Part 4 – Dynamic Programming – Iteration in Recurrence Relation

Concept

There are 2 basic approaches to solve Dynamic Programming problems:

Top-down: using recursive calls to generate all possible choices and calculate results. Memoization or array cache could be used to stored and retrieve data on repeated cases. The base cases are cases at the bottom of the decision tree.
Bottom-up: mentally calculate the base case at the bottom of the decision tree and come up with the equation to calculate the general cases.

When solving the DP problem, we consider the following:

State:
State variables
Base cases
Recurrence cases

Solving problems will explain the terms a lot better.

From earlier posts LONGEST COMMON SUBSEQUENCE,and MAXIMUM SCORES FROM PERFORMING MULTIPLE OPERATIONS illustrated how Topdown solution is used to construct the decision tree. In particular, we would have a rather simple recursive call such as:

int recursiveCall(vector<int>&inputData, int stateVariableA, int stateVariableB){
     // base case
     if (stateVariableA = 0)

********************

== Written tasks ==
#1 Name every parameter of the function recursiveCall in the dynamic programming article.
#2 Recast the listing below, from its start up to and including the line that contains "The field 110 is at (598, 188).", as a Markdown table with the columns Row and Text. Give each line a row number, skip blank lines, and leave the pictures out.

********************

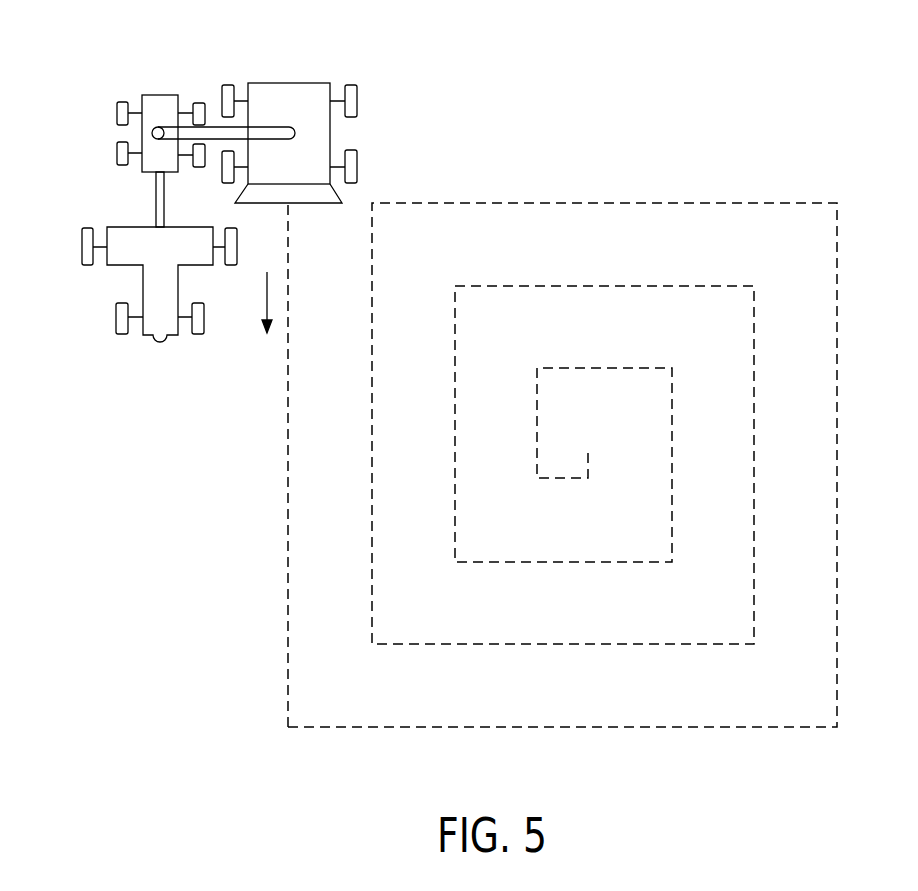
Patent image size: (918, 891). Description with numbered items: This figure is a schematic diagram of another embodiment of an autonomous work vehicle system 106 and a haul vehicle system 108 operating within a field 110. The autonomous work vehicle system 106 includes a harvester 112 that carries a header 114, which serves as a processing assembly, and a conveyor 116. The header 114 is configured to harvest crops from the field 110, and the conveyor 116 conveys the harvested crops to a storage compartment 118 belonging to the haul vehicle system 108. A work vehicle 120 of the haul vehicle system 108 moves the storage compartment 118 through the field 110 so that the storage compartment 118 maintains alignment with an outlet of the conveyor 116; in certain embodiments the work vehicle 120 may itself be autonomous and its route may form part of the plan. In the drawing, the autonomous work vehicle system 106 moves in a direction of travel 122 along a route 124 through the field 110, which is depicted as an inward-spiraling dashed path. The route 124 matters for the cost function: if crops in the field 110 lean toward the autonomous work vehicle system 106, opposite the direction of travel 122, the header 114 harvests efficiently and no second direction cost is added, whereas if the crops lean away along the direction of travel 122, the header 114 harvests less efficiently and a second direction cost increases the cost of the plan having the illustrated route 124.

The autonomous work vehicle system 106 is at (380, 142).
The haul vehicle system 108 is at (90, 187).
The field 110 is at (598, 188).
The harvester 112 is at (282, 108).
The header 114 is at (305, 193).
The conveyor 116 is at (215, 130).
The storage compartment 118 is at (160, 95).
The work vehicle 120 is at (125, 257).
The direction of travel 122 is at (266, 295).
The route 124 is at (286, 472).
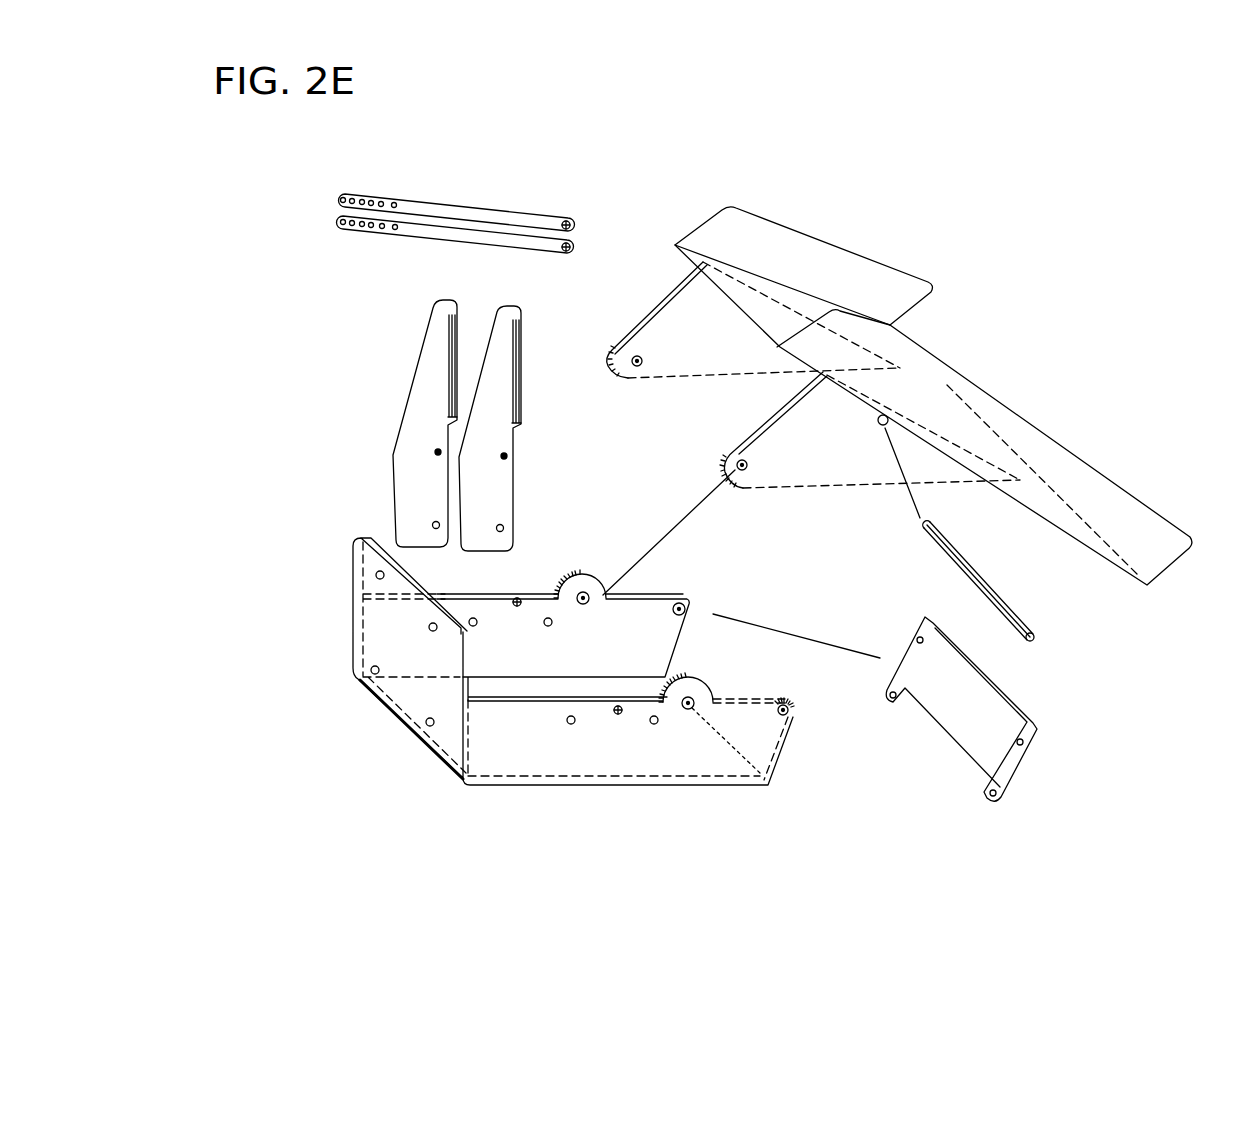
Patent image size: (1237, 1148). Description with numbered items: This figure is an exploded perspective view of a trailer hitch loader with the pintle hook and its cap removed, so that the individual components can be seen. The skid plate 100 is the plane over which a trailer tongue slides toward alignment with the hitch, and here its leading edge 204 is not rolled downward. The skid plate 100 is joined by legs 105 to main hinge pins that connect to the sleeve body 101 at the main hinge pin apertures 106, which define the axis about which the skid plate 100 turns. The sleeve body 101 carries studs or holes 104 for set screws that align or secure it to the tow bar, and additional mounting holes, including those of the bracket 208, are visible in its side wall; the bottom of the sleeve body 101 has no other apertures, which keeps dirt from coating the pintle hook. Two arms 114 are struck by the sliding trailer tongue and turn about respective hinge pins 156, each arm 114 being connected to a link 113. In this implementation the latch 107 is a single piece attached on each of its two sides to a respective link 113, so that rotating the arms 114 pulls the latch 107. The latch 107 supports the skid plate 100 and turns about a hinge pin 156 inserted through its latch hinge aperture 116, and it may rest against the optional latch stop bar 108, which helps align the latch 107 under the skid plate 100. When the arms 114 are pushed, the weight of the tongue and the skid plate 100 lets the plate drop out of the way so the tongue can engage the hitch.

********************

== Responses to the exercise ==
#1 inputData, stateVariableA, stateVariableB

#2
| Row | Text |
|---|---|
| 1 | Patent image size: (918, 891). Description with numbered items: This figure is a schematic diagram of another embodiment of an autonomous work vehicle system 106 and a haul vehicle system 108 operating within a field 110. The autonomous work vehicle system 106 includes a harvester 112 that carries a header 114, which serves as a processing assembly, and a conveyor 116. The header 114 is configured to harvest crops from the field 110, and the conveyor 116 conveys the harvested crops to a storage compartment 118 belonging to the haul vehicle system 108. A work vehicle 120 of the haul vehicle system 108 moves the storage compartment 118 through the field 110 so that the storage compartment 118 maintains alignment with an outlet of the conveyor 116; in certain embodiments the work vehicle 120 may itself be autonomous and its route may form part of the plan. In the drawing, the autonomous work vehicle system 106 moves in a direction of travel 122 along a route 124 through the field 110, which is depicted as an inward-spiraling dashed path. The route 124 matters for the cost function: if crops in the field 110 lean toward the autonomous work vehicle system 106, opposite the direction of travel 122, the header 114 harvests efficiently and no second direction cost is added, whereas if the crops lean away along the direction of travel 122, the header 114 harvests less efficiently and a second direction cost increases the cost of the plan having the illustrated route 124. |
| 2 | The autonomous work vehicle system 106 is at (380, 142). |
| 3 | The haul vehicle system 108 is at (90, 187). |
| 4 | The field 110 is at (598, 188). |